## Challenge
Using the listing below, copy every line that mentions "bottom".

-=-=-=-=-

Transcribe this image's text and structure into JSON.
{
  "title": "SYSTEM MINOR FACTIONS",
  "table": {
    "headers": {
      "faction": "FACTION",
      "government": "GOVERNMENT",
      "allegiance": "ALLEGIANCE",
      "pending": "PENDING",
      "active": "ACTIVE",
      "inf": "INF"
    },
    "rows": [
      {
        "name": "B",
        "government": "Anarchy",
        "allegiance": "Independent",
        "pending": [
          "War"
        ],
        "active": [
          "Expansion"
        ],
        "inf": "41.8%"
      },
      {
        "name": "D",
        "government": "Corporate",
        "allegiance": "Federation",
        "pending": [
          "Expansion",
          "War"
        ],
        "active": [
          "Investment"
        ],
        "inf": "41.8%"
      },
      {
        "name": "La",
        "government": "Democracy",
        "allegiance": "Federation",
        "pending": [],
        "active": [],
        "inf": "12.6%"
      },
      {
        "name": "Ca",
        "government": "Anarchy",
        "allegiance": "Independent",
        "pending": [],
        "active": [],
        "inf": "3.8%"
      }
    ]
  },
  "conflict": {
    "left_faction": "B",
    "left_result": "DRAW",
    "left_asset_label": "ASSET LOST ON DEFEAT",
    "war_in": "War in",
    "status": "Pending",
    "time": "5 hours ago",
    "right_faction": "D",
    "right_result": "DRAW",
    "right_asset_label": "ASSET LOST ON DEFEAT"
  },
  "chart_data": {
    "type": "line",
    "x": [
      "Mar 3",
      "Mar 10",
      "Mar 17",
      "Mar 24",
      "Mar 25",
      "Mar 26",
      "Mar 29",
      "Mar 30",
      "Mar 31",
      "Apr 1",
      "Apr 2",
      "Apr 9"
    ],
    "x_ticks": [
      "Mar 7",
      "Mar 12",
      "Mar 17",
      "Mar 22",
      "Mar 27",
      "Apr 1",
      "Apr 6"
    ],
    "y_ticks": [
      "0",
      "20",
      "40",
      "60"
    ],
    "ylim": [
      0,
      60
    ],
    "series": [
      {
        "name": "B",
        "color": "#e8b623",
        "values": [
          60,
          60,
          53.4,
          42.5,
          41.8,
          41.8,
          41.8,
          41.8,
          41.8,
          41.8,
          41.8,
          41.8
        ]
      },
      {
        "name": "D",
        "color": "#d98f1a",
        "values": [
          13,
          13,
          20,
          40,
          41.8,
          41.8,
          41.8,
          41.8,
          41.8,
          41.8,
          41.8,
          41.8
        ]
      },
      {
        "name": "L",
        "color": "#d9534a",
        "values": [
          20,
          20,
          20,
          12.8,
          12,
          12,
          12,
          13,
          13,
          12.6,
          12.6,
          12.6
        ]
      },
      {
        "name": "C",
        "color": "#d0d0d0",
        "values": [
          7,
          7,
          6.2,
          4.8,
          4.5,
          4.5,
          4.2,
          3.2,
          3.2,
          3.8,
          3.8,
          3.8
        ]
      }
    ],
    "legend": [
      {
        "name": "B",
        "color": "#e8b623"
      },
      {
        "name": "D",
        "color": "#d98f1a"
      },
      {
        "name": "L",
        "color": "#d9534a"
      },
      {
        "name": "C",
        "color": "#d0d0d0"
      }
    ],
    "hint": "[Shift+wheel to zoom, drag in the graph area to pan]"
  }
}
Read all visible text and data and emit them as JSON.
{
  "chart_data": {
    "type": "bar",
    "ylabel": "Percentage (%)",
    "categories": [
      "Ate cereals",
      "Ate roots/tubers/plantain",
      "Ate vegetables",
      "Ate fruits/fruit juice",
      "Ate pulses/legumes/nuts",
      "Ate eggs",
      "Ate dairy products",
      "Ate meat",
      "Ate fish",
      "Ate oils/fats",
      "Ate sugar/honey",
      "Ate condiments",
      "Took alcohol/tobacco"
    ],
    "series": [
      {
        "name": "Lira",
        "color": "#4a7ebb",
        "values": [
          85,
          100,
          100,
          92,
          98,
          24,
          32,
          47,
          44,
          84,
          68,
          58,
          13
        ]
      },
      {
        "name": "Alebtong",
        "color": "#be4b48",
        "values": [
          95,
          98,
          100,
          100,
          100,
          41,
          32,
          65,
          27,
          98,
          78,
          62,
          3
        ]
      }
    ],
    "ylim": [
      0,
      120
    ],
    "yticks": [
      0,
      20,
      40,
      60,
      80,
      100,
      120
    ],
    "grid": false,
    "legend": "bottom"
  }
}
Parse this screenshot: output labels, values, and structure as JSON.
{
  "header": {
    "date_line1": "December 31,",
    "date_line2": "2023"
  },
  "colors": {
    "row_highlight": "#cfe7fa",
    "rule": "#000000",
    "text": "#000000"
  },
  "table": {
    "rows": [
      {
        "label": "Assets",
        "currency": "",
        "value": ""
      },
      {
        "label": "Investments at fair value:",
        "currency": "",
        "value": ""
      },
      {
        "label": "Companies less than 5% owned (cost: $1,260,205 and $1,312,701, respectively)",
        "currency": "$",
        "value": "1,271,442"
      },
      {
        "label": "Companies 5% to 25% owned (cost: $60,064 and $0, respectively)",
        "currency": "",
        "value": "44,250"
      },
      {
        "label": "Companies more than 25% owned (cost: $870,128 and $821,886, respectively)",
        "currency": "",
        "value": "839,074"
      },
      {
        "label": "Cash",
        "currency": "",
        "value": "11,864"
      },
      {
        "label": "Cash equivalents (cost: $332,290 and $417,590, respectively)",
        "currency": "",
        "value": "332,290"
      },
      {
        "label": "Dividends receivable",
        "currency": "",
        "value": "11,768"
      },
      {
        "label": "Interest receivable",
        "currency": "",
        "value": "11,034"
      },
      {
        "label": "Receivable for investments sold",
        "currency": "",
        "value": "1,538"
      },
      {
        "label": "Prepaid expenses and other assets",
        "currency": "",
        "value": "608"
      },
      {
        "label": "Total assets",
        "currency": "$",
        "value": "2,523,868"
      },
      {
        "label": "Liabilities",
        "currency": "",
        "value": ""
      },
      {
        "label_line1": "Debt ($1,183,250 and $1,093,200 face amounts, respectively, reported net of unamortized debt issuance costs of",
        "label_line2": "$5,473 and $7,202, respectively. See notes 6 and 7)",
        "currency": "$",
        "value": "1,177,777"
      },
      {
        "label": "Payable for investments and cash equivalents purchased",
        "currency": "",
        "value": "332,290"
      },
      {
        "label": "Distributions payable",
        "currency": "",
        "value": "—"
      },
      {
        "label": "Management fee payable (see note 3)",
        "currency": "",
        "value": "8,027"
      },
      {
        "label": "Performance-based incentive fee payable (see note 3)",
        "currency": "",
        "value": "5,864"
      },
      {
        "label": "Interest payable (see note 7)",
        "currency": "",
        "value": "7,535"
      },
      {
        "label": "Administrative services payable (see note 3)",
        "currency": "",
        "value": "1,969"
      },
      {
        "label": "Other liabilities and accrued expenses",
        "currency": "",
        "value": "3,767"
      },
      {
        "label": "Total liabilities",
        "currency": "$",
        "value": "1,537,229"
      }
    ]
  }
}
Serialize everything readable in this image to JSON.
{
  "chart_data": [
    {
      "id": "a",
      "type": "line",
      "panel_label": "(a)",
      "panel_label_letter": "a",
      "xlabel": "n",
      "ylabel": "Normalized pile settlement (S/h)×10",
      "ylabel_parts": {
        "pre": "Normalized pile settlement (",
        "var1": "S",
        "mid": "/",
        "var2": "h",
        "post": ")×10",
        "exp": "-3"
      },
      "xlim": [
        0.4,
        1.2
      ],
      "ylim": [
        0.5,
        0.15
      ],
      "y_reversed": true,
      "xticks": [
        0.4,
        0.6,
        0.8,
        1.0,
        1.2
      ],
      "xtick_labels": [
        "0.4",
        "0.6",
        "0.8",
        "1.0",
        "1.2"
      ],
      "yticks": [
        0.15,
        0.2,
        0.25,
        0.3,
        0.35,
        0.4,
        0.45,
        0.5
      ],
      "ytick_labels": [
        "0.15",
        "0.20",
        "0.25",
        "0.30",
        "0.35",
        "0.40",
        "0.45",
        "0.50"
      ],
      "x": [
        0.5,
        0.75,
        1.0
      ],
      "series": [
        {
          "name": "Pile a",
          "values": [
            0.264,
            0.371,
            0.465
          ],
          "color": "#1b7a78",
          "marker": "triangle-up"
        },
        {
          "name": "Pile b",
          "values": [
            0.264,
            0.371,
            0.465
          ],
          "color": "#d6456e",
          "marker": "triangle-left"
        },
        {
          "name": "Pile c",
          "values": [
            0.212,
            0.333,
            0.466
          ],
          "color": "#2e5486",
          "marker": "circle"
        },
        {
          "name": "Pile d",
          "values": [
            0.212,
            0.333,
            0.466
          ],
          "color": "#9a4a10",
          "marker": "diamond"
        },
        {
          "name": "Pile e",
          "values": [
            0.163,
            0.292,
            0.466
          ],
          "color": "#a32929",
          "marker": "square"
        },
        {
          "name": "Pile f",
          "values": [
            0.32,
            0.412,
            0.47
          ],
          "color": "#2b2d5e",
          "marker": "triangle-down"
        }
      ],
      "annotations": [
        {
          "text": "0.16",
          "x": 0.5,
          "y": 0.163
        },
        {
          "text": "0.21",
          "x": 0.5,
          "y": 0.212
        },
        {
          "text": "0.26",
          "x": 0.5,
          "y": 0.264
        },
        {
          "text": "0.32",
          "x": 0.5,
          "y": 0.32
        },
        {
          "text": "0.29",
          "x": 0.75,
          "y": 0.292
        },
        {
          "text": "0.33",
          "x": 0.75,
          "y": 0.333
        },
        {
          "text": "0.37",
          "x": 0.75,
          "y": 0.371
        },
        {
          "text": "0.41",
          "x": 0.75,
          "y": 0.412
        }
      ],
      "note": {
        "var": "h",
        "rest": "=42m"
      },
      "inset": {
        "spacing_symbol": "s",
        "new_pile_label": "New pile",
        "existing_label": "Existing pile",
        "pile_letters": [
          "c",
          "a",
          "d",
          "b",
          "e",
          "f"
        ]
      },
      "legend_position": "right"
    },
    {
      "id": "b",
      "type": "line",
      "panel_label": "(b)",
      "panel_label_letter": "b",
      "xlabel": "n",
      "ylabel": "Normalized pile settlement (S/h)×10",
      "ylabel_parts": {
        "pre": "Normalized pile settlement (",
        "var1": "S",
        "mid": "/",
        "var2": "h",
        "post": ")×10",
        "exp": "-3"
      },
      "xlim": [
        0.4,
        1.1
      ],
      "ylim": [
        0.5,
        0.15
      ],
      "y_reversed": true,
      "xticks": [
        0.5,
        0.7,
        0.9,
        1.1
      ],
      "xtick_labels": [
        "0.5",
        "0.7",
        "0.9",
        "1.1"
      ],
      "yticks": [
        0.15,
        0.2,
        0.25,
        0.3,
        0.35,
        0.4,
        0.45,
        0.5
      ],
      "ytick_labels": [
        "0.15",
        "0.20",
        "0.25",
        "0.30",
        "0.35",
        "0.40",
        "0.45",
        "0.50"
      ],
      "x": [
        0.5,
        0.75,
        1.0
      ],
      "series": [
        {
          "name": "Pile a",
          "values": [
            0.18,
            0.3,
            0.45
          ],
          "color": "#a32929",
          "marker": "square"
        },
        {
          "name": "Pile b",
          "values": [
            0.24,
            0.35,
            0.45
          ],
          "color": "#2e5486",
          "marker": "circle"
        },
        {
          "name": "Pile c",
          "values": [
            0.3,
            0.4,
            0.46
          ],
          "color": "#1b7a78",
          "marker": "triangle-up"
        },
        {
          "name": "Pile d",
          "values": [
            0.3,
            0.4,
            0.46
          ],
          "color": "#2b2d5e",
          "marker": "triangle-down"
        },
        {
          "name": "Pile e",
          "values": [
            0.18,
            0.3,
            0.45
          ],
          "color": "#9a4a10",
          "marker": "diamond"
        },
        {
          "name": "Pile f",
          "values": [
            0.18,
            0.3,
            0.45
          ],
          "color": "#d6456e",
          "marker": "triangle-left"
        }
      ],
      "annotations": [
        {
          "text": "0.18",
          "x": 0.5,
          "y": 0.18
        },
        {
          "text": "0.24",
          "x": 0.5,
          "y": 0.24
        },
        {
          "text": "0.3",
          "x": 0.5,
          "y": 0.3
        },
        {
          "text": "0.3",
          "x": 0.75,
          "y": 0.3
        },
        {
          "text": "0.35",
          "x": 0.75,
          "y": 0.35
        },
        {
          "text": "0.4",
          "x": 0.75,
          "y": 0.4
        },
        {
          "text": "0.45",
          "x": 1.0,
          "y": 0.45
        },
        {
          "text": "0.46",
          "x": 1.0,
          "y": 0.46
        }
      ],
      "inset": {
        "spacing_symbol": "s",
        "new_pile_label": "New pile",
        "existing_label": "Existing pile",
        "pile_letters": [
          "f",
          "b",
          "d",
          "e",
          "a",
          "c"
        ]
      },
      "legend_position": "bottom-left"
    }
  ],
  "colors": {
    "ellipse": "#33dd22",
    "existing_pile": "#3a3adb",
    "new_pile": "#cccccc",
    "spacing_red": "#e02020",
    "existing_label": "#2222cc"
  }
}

-=-=-=-=-

## Written solution
    "legend": "bottom"
      "legend_position": "bottom-left"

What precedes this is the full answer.